#### INFORMATION GIVEN
******

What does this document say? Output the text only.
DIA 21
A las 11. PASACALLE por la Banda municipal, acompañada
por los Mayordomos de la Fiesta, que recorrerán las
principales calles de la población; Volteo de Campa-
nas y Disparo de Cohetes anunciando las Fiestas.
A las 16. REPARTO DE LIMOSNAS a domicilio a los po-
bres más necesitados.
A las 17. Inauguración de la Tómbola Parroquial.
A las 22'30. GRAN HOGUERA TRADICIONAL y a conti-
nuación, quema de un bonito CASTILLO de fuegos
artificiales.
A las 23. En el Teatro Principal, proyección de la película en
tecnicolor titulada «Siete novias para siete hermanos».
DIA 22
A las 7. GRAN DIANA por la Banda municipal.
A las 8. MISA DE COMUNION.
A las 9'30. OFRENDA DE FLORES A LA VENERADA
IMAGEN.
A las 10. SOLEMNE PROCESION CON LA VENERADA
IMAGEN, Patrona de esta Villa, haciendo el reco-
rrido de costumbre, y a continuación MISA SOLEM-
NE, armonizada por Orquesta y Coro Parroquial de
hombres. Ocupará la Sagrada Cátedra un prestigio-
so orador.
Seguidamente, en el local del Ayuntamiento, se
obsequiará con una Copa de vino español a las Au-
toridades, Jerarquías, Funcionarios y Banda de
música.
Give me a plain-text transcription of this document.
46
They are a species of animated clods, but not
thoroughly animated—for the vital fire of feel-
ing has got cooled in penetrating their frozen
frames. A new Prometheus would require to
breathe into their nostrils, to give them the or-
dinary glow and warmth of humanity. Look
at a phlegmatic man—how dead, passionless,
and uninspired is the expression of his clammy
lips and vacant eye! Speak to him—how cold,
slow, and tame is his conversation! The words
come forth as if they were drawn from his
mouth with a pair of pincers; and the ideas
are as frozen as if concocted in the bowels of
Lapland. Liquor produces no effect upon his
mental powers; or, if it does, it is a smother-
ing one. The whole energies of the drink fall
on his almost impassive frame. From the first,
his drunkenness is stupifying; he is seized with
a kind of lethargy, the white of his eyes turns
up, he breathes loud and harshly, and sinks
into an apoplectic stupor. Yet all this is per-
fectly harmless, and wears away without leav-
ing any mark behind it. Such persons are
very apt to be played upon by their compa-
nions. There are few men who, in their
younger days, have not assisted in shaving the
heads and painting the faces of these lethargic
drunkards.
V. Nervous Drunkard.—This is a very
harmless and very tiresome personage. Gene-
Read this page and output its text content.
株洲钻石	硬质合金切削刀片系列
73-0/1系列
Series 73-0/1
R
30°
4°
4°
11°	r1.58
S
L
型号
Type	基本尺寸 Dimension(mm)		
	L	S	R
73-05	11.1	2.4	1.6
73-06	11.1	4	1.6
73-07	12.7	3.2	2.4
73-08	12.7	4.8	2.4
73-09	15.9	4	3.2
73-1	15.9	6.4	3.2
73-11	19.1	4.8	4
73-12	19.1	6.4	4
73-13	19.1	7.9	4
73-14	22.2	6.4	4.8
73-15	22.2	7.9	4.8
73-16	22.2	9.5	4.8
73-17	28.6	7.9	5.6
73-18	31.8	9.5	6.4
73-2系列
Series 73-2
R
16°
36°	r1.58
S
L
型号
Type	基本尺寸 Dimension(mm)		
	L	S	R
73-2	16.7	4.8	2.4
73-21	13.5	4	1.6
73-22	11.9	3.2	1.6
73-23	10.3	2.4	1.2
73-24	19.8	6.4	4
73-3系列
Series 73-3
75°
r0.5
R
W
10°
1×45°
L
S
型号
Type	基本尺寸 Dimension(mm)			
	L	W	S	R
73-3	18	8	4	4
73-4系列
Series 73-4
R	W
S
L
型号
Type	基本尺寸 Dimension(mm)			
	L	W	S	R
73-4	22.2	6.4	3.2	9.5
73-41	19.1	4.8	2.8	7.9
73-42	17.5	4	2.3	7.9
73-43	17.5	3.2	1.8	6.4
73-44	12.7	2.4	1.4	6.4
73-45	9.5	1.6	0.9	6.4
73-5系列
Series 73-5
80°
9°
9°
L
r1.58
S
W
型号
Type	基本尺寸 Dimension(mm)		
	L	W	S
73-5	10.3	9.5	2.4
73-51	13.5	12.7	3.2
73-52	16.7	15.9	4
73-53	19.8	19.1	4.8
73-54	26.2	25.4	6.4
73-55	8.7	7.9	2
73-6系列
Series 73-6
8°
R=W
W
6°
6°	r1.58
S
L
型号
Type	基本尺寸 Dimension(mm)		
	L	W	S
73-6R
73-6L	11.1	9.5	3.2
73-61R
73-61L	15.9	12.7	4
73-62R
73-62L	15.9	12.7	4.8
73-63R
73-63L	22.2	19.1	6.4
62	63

******

#### TASK TO CARRY OUT
From the data above, copy each line that has the string "document".

#### COMPLETE OUTPUT
What does this document say? Output the text only.
Give me a plain-text transcription of this document.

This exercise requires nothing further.